> _REQUIRED WORK_: Copy out, exactly as given, every line from the line with "What data was" to the end of the listing, both of those lines included.

> _RECORDS FOR THE EXERCISE_:
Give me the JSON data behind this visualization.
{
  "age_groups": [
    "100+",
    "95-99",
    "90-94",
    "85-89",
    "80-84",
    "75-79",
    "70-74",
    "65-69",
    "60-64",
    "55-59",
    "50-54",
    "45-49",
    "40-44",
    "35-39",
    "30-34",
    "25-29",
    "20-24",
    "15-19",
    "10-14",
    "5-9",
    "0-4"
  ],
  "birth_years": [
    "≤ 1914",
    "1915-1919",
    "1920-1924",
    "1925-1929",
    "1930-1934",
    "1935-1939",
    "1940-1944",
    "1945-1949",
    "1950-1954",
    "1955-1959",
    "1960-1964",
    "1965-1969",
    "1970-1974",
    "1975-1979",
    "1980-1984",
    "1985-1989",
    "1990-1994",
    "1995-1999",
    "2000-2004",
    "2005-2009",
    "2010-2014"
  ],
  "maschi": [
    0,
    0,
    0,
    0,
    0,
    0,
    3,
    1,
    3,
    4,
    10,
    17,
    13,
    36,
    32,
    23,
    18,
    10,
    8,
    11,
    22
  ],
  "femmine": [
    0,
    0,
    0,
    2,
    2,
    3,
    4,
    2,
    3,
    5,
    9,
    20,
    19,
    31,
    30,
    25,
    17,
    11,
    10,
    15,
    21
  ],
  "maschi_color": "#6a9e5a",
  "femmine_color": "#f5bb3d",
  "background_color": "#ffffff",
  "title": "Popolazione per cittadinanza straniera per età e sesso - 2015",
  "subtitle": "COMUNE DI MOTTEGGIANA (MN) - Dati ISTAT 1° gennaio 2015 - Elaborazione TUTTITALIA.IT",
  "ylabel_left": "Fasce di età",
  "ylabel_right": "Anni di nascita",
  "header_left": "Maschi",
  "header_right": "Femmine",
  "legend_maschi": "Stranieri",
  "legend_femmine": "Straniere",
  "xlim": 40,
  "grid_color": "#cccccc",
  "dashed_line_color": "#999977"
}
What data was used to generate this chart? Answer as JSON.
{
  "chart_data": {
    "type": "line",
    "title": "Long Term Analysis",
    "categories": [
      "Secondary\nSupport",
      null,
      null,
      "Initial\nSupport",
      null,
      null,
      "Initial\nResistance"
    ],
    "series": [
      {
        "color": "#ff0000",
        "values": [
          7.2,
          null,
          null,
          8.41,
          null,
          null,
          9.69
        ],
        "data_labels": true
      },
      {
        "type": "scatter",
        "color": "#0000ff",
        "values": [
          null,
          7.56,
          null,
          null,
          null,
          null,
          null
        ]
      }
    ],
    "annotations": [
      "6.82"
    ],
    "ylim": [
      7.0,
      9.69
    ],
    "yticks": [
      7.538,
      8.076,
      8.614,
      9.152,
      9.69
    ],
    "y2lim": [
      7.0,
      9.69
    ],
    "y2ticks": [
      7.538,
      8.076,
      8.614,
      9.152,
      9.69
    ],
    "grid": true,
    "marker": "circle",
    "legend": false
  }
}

> _THE COMPLETED TASK_:
What data was used to generate this chart? Answer as JSON.
{
  "chart_data": {
    "type": "line",
    "title": "Long Term Analysis",
    "categories": [
      "Secondary\nSupport",
      null,
      null,
      "Initial\nSupport",
      null,
      null,
      "Initial\nResistance"
    ],
    "series": [
      {
        "color": "#ff0000",
        "values": [
          7.2,
          null,
          null,
          8.41,
          null,
          null,
          9.69
        ],
        "data_labels": true
      },
      {
        "type": "scatter",
        "color": "#0000ff",
        "values": [
          null,
          7.56,
          null,
          null,
          null,
          null,
          null
        ]
      }
    ],
    "annotations": [
      "6.82"
    ],
    "ylim": [
      7.0,
      9.69
    ],
    "yticks": [
      7.538,
      8.076,
      8.614,
      9.152,
      9.69
    ],
    "y2lim": [
      7.0,
      9.69
    ],
    "y2ticks": [
      7.538,
      8.076,
      8.614,
      9.152,
      9.69
    ],
    "grid": true,
    "marker": "circle",
    "legend": false
  }
}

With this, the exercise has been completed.